*Dataset listings of figures*:
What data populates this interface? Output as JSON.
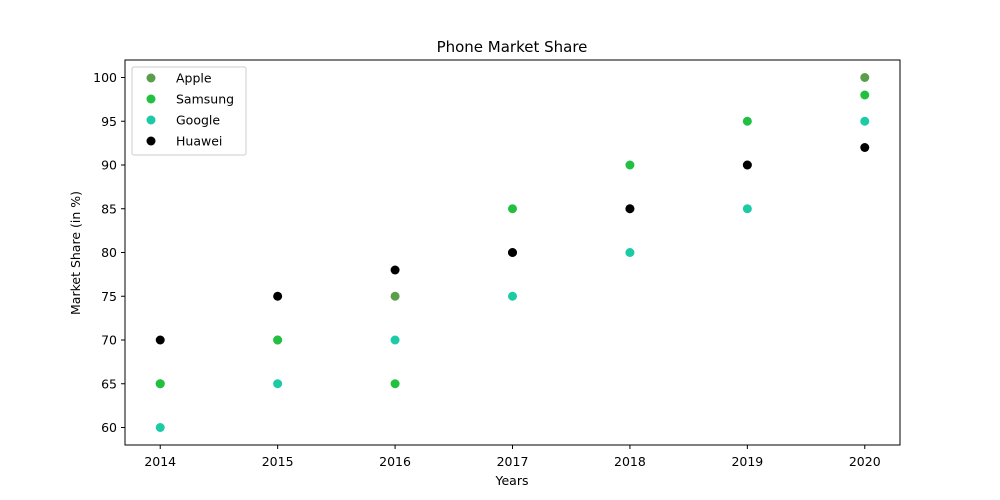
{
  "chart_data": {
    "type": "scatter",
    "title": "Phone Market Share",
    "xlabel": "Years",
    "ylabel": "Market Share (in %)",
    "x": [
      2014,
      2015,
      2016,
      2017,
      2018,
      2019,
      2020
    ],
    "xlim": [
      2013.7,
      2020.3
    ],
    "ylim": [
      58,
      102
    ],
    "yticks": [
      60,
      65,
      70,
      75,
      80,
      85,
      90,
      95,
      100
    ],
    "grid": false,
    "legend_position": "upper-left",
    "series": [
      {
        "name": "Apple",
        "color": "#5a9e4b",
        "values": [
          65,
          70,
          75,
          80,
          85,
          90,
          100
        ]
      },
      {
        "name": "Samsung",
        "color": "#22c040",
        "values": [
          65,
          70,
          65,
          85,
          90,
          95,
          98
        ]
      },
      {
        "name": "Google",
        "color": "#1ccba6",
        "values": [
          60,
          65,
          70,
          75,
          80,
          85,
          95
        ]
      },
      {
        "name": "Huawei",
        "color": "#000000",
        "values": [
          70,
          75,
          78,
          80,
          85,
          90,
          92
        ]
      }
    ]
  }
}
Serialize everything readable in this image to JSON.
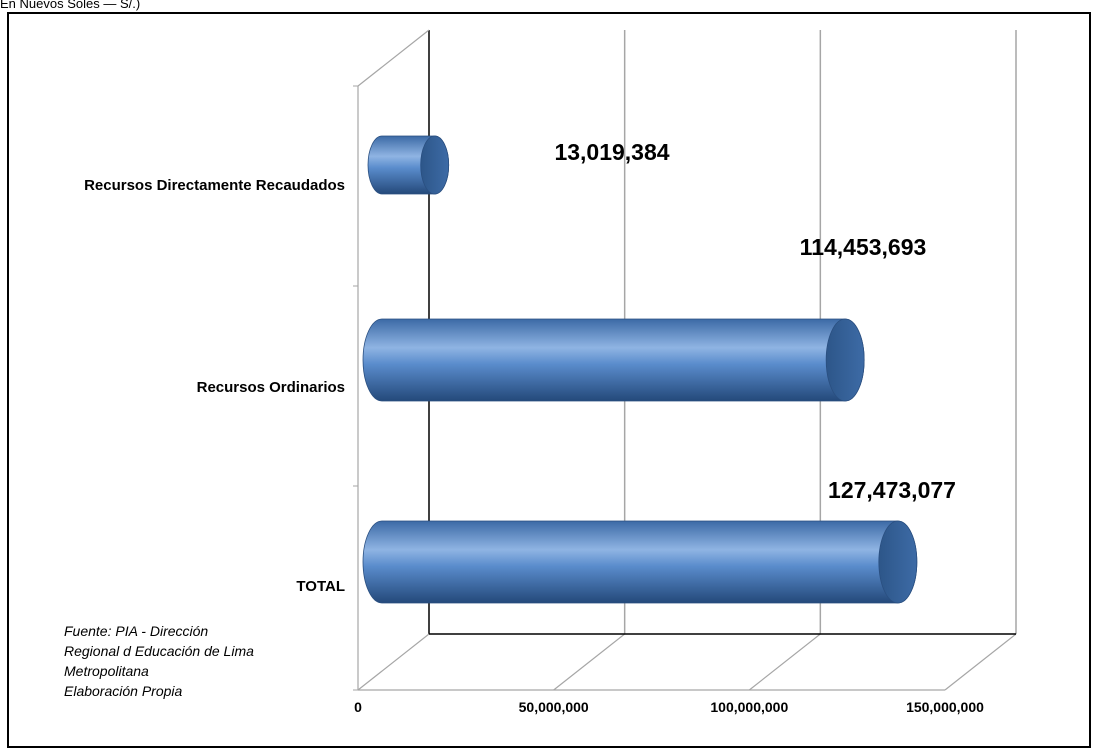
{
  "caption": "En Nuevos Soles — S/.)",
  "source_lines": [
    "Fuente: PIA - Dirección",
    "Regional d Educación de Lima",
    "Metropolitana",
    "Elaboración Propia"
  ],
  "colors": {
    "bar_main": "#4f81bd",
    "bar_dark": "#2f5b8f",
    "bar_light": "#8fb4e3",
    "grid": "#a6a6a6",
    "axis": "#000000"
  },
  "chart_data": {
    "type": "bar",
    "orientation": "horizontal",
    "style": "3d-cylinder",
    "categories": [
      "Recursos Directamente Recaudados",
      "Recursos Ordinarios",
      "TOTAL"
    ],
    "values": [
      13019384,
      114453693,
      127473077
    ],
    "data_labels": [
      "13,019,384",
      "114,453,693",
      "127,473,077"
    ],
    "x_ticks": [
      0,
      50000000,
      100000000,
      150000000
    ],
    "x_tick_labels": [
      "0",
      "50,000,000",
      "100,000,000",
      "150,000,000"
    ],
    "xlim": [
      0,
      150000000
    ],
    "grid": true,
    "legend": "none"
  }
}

*What to do*: Pictures are left out; print exactly the lines from the one holding "Serialize everything readable" through the last line of the listing above, both included.

*Complete answer*:
Serialize everything readable in this image to JSON.
{
  "caption": "En Nuevos Soles — S/.)",
  "source_lines": [
    "Fuente: PIA - Dirección",
    "Regional d Educación de Lima",
    "Metropolitana",
    "Elaboración Propia"
  ],
  "colors": {
    "bar_main": "#4f81bd",
    "bar_dark": "#2f5b8f",
    "bar_light": "#8fb4e3",
    "grid": "#a6a6a6",
    "axis": "#000000"
  },
  "chart_data": {
    "type": "bar",
    "orientation": "horizontal",
    "style": "3d-cylinder",
    "categories": [
      "Recursos Directamente Recaudados",
      "Recursos Ordinarios",
      "TOTAL"
    ],
    "values": [
      13019384,
      114453693,
      127473077
    ],
    "data_labels": [
      "13,019,384",
      "114,453,693",
      "127,473,077"
    ],
    "x_ticks": [
      0,
      50000000,
      100000000,
      150000000
    ],
    "x_tick_labels": [
      "0",
      "50,000,000",
      "100,000,000",
      "150,000,000"
    ],
    "xlim": [
      0,
      150000000
    ],
    "grid": true,
    "legend": "none"
  }
}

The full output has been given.